**ESTRATTO DELLA PAGINA**
Un dirigente HR mi segnalava ad esempio che nella sua nuova azienda non ama assumere recruiter ex-Google perché non sono in grado di fare il lavoro nella sua completezza. Non che il lavoro di un recruiter sia già di per se’ complesso come quello di un ingegnere aerospaziale, ma a quanto pare a Google un recruiter è finanche supportato da un’altra figura che si occupa prettamente di stendere le job description, e un’altra ancora che si occupa di fissare gli appuntamenti con i capi. Un altro Googler ha in questi giorni annunciato su Linkedin il suo licenziamento. Faceva il “sales enablement manager”, o secondo la sua stessa descrizione su Linkedin si occupava di passare le prime settimane con i nuovi assunti alle vendite e “sviluppare la giusta mentalità e comportamenti e costruire un ambiente psicologicamente sicuro per farli crescere e imparare”. In sostanza faceva l’affiancamento, che in una azienda normale, i comuni mortali, fanno direttamente con il proprio capo.
Google ha invece un ruolo dedicato, che non parrebbe di altissimo profilo dirigenziale, ma che gli ha consentito in meno di otto anni di mettere da parte l’equivalente in dollari americani di un milione, come spiega nel dettaglio nel suo canale Youtube dedicato alla finanza personale, che coltivava nel molto tempo libero lasciatogli da Google, come peraltro numerosi colleghi.
Fra i vari licenziati poi non mancano titoli molto creativi. Non avevo idea di quanti “Director of Mental Health” avesse Google. Verrebbe da domandarsi se il colosso di Mountan View sia un’azienda, talvolta un villaggio vacanze o piuttosto una clinica, dato che nemmeno l’Ospedale Psichiatrico San Lazzaro ne ha mai avuti così tanti. Peraltro non si tratta nemmeno di persone laureate in psicologia (e magari pagate più ragionevolmente a tariffa oraria a mercato), ma ex capi marketing, ex capi acquisti, gravitati in questa singolare funzione conservando il loro salario originale. Tanto che una mente avveduta potrebbe pensare si tratti di dirigenti “trombati”, ma tenuti comunque sul bilancio di Google per decenni, a differenza delle tante aziende che possono permettersi ben meno sprechi.

**COMPITO**
Scrivi il seguito del brano sui ruoli dei dipendenti licenziati da Google, riprendendo dopo la sua ultima frase. Le voci sono materiale a sé e non fanno parte del brano.

**ESTRATTI DEL DATASET**
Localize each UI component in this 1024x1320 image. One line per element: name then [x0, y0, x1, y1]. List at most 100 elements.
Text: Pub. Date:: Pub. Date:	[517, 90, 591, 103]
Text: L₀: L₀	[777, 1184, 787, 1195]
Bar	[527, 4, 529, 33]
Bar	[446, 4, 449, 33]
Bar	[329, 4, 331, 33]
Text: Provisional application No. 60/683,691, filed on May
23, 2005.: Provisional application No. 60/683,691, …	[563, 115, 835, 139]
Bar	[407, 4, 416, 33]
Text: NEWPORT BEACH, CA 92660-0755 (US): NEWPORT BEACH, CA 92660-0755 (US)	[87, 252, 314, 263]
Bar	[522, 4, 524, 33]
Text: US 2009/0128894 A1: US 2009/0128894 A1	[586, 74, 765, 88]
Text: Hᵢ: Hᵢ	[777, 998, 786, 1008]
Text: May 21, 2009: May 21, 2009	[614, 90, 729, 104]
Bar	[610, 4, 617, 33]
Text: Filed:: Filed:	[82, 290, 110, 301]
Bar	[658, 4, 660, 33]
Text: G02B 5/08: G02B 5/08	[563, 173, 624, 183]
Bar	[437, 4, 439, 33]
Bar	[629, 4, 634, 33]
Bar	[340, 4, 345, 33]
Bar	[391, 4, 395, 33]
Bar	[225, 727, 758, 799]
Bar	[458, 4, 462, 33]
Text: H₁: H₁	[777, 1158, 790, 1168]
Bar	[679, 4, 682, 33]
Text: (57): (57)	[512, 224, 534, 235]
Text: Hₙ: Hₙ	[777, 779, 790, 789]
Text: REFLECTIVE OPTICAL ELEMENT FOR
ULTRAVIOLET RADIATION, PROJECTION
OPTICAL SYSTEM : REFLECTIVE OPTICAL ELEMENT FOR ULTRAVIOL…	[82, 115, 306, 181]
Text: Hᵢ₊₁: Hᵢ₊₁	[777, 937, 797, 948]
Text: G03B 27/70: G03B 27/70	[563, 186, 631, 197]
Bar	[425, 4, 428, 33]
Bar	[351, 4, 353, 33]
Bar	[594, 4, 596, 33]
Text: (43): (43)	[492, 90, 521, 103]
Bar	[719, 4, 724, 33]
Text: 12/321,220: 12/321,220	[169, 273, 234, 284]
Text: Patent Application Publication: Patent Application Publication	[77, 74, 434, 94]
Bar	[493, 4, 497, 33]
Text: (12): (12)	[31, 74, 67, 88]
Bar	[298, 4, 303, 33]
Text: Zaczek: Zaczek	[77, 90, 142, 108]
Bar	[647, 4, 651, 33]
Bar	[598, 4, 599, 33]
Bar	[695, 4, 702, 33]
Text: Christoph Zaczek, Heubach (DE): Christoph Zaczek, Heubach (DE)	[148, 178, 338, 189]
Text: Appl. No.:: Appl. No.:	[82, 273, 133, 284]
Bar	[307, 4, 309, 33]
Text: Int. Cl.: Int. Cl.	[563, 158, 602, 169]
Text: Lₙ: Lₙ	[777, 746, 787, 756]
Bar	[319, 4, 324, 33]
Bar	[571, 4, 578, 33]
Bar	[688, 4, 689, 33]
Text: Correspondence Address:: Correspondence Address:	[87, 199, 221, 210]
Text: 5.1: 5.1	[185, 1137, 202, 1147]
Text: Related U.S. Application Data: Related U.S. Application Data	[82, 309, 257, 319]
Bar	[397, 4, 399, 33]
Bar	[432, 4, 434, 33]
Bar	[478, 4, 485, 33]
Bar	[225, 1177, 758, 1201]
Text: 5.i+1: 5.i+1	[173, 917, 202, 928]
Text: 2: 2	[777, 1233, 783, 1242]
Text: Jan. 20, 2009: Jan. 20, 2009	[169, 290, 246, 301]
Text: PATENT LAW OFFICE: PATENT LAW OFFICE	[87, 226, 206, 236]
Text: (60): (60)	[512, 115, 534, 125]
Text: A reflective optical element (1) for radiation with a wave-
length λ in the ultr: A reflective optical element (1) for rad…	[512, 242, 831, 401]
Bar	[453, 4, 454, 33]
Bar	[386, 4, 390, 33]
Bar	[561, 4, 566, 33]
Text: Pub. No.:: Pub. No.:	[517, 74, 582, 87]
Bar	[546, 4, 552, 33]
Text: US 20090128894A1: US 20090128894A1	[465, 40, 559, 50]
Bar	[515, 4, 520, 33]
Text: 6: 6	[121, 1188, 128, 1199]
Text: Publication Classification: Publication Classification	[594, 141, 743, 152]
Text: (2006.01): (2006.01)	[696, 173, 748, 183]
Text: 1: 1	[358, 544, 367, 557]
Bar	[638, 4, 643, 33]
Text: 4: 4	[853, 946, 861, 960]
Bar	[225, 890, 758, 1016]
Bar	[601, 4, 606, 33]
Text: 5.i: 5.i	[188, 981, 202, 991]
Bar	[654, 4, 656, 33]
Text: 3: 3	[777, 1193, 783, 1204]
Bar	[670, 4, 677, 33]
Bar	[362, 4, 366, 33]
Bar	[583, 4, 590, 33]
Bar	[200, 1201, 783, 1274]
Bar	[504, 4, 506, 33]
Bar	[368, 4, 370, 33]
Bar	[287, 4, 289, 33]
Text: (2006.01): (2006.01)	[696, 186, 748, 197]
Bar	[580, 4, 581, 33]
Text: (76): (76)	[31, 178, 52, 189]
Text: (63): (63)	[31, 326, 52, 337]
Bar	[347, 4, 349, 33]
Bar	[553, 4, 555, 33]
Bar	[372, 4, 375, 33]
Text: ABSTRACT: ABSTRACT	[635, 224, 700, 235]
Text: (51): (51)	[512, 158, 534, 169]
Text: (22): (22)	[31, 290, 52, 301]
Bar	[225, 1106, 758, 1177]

**RISPOSTA SCRITTA**
In tutto questo, sarebbe opportuno che i media iniziassero a parlare anche di qualche numero. Come ad esempio il fatto che i licenziamenti di Google sono di circa 12,000 dipendenti ma le assunzioni durante la pandemia – quando il resto del mondo soffriva, chiudeva, e perdeva il lavoro che spesso poi non ha più ritrovato – sono ammontate a 67,880. Per Amazon invece si tratta di 26,000 licenziati contro 746,000 assunti in pandemia, e tutte le aziende tech hanno partecipato a questa bulimia.
E allora lo scriviamo noi. Di un mondo a due velocità. Di chi lavora nell’economia reale, fatta di costi, prodotti che si muovono su rotaia, margini e supply chain già spremuti e stipendi che crescono lentamente, e di chi lavora nel virtuale, spesso in monopoli di fatto, che non pagano tasse, controllano mentalmente noi e le nostre vite con algoritmi di cui non ci è concesso sapere nulla e dove pure i dipendenti che passano le giornate a mangiare snack dello chef di Zuma, hanno il diritto di passare sui media per vittime del sistema, all’occorrenza.